== INSTRUCTION ==
Copy the records below exactly as they appear.

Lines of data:
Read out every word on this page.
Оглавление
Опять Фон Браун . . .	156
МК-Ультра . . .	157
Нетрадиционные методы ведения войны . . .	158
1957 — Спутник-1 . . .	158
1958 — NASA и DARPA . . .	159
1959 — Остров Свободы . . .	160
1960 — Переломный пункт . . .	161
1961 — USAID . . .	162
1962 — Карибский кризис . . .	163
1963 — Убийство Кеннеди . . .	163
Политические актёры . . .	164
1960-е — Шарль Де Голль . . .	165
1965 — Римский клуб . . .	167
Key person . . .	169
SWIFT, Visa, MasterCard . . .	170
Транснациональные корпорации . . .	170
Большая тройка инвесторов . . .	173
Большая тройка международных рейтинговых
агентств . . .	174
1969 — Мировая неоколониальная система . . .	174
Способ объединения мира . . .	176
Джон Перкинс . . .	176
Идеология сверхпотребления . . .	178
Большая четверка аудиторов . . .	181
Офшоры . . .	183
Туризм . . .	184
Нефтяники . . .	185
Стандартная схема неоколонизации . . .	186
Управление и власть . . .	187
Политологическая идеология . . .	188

== THE OUTPUT ==
Read out every word on this page.
Оглавление
Опять Фон Браун . . .	156
МК-Ультра . . .	157
Нетрадиционные методы ведения войны . . .	158
1957 — Спутник-1 . . .	158
1958 — NASA и DARPA . . .	159
1959 — Остров Свободы . . .	160
1960 — Переломный пункт . . .	161
1961 — USAID . . .	162
1962 — Карибский кризис . . .	163
1963 — Убийство Кеннеди . . .	163
Политические актёры . . .	164
1960-е — Шарль Де Голль . . .	165
1965 — Римский клуб . . .	167
Key person . . .	169
SWIFT, Visa, MasterCard . . .	170
Транснациональные корпорации . . .	170
Большая тройка инвесторов . . .	173
Большая тройка международных рейтинговых
агентств . . .	174
1969 — Мировая неоколониальная система . . .	174
Способ объединения мира . . .	176
Джон Перкинс . . .	176
Идеология сверхпотребления . . .	178
Большая четверка аудиторов . . .	181
Офшоры . . .	183
Туризм . . .	184
Нефтяники . . .	185
Стандартная схема неоколонизации . . .	186
Управление и власть . . .	187
Политологическая идеология . . .	188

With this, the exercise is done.